Task details —
Gather each line containing the string "author" from these entries.

Extracted entries —
/---

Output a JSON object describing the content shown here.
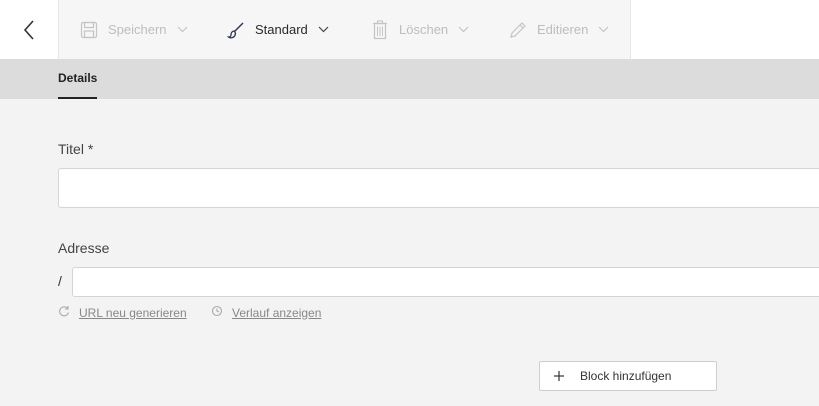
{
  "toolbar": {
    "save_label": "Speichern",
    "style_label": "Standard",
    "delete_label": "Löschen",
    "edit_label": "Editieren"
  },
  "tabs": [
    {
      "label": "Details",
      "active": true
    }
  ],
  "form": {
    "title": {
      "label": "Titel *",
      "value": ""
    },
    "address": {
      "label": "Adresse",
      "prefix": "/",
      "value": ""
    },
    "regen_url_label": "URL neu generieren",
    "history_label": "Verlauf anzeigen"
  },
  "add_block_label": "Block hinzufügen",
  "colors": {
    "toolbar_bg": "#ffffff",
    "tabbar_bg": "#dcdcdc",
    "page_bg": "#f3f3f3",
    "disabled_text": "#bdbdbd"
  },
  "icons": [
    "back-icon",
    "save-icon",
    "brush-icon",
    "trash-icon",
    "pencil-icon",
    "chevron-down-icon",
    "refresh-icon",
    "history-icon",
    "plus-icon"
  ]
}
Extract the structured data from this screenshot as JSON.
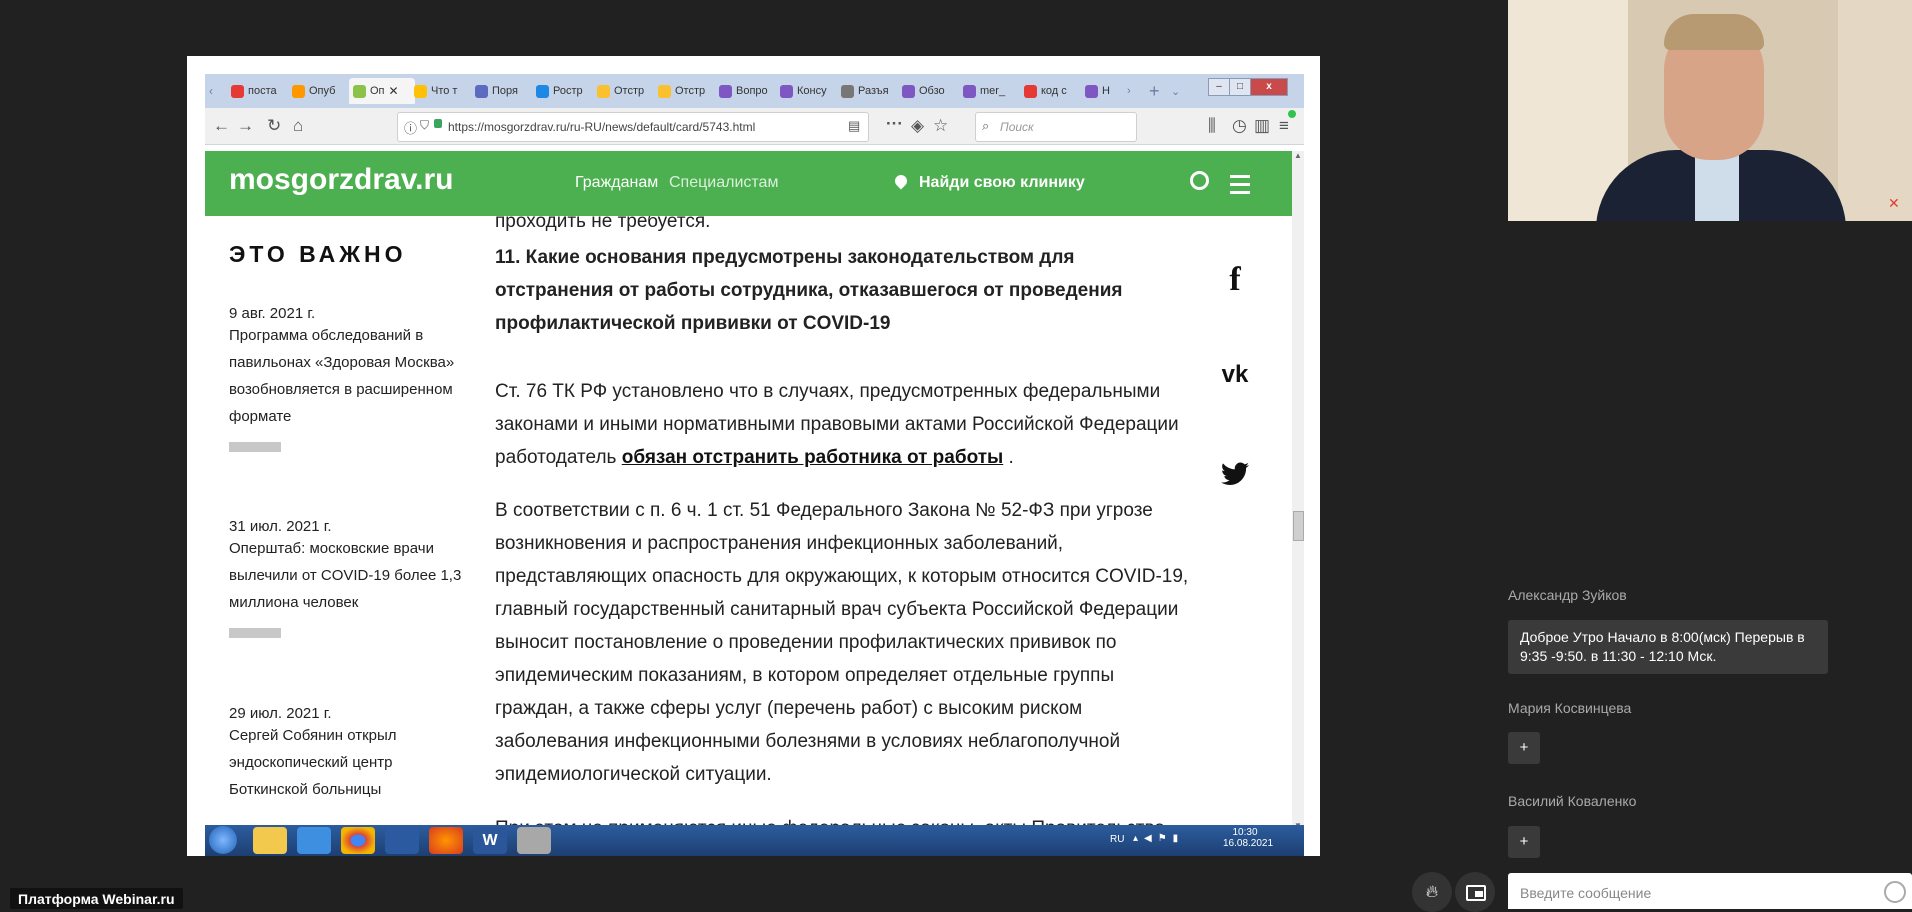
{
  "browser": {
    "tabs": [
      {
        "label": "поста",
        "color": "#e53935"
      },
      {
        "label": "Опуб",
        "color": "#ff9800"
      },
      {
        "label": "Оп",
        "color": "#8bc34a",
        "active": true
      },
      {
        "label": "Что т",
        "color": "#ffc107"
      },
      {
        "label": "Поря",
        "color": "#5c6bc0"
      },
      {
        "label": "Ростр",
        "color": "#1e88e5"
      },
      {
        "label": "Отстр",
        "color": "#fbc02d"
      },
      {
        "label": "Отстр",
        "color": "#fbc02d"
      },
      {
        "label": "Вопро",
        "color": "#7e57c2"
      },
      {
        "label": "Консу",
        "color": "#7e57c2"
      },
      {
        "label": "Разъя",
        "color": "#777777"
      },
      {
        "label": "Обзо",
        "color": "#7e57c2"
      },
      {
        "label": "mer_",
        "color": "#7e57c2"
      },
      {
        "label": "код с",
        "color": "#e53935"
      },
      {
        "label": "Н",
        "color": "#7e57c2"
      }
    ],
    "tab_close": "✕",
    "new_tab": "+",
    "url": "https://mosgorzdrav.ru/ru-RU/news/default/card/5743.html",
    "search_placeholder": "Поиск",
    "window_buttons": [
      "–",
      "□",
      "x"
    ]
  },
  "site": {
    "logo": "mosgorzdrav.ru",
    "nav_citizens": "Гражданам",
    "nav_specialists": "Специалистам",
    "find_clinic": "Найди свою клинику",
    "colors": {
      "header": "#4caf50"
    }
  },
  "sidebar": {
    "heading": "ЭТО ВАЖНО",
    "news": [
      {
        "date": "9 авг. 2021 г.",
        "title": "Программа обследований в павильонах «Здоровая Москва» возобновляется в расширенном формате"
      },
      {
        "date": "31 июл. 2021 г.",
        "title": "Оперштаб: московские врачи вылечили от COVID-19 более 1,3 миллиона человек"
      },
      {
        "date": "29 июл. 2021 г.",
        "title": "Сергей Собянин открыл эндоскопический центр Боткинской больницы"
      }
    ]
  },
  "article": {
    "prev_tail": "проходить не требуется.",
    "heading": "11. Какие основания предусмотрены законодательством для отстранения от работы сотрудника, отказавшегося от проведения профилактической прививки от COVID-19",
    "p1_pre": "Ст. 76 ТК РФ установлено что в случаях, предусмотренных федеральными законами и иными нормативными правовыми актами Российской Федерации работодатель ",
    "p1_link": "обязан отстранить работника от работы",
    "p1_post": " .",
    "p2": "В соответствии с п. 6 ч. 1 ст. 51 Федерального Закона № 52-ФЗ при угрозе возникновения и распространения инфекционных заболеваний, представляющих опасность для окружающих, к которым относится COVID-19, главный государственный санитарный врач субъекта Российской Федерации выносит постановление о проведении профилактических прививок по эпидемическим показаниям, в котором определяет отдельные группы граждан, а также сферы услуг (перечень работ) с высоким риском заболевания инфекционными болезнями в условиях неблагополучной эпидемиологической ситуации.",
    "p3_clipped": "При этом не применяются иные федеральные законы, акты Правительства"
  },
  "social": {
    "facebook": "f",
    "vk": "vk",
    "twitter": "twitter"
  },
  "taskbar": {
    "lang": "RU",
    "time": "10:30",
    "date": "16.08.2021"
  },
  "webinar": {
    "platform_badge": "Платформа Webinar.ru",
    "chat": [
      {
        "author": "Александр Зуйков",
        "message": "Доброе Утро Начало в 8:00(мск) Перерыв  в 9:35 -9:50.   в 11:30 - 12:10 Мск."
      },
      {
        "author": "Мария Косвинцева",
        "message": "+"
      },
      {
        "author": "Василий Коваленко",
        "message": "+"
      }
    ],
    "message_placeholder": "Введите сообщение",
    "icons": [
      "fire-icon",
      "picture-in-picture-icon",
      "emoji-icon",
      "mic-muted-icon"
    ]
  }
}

\---

Response to the task —
        "author": "Александр Зуйков",
        "author": "Мария Косвинцева",
        "author": "Василий Коваленко",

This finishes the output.